- Description of the task -
Reproduce the material in full, exactly as written.

- Supplied data -

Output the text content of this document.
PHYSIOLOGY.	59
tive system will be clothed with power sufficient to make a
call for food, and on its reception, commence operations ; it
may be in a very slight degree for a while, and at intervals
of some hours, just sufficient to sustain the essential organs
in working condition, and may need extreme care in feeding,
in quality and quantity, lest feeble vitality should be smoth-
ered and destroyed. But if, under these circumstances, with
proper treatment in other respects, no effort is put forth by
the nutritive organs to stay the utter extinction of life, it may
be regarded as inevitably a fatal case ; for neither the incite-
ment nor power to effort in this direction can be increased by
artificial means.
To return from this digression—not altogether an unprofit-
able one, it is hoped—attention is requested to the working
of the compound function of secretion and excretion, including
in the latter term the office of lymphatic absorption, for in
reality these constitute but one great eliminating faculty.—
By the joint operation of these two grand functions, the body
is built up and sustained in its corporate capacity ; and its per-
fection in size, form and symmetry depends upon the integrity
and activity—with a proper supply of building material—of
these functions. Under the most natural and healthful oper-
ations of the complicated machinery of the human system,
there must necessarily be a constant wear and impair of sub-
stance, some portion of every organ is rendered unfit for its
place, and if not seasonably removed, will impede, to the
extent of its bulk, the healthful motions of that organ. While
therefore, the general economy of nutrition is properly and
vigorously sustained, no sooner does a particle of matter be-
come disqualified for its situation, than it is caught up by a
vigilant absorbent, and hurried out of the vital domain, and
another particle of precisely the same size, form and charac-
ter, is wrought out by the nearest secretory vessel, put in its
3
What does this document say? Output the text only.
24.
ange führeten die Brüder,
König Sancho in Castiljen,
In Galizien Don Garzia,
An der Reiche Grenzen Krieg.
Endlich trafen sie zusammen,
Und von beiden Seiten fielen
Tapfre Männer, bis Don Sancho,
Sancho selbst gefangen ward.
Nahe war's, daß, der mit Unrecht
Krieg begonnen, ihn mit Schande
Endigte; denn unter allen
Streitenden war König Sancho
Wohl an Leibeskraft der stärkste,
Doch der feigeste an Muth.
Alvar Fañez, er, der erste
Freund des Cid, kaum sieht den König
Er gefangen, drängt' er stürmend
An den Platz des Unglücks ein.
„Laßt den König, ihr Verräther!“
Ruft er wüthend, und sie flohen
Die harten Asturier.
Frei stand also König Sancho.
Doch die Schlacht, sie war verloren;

- Exercise answer -
Output the text content of this document.
PHYSIOLOGY.	59
tive system will be clothed with power sufficient to make a
call for food, and on its reception, commence operations ; it
may be in a very slight degree for a while, and at intervals
of some hours, just sufficient to sustain the essential organs
in working condition, and may need extreme care in feeding,
in quality and quantity, lest feeble vitality should be smoth-
ered and destroyed. But if, under these circumstances, with
proper treatment in other respects, no effort is put forth by
the nutritive organs to stay the utter extinction of life, it may
be regarded as inevitably a fatal case ; for neither the incite-
ment nor power to effort in this direction can be increased by
artificial means.
To return from this digression—not altogether an unprofit-
able one, it is hoped—attention is requested to the working
of the compound function of secretion and excretion, including
in the latter term the office of lymphatic absorption, for in
reality these constitute but one great eliminating faculty.—
By the joint operation of these two grand functions, the body
is built up and sustained in its corporate capacity ; and its per-
fection in size, form and symmetry depends upon the integrity
and activity—with a proper supply of building material—of
these functions. Under the most natural and healthful oper-
ations of the complicated machinery of the human system,
there must necessarily be a constant wear and impair of sub-
stance, some portion of every organ is rendered unfit for its
place, and if not seasonably removed, will impede, to the
extent of its bulk, the healthful motions of that organ. While
therefore, the general economy of nutrition is properly and
vigorously sustained, no sooner does a particle of matter be-
come disqualified for its situation, than it is caught up by a
vigilant absorbent, and hurried out of the vital domain, and
another particle of precisely the same size, form and charac-
ter, is wrought out by the nearest secretory vessel, put in its
3
What does this document say? Output the text only.
24.
ange führeten die Brüder,
König Sancho in Castiljen,
In Galizien Don Garzia,
An der Reiche Grenzen Krieg.
Endlich trafen sie zusammen,
Und von beiden Seiten fielen
Tapfre Männer, bis Don Sancho,
Sancho selbst gefangen ward.
Nahe war's, daß, der mit Unrecht
Krieg begonnen, ihn mit Schande
Endigte; denn unter allen
Streitenden war König Sancho
Wohl an Leibeskraft der stärkste,
Doch der feigeste an Muth.
Alvar Fañez, er, der erste
Freund des Cid, kaum sieht den König
Er gefangen, drängt' er stürmend
An den Platz des Unglücks ein.
„Laßt den König, ihr Verräther!“
Ruft er wüthend, und sie flohen
Die harten Asturier.
Frei stand also König Sancho.
Doch die Schlacht, sie war verloren;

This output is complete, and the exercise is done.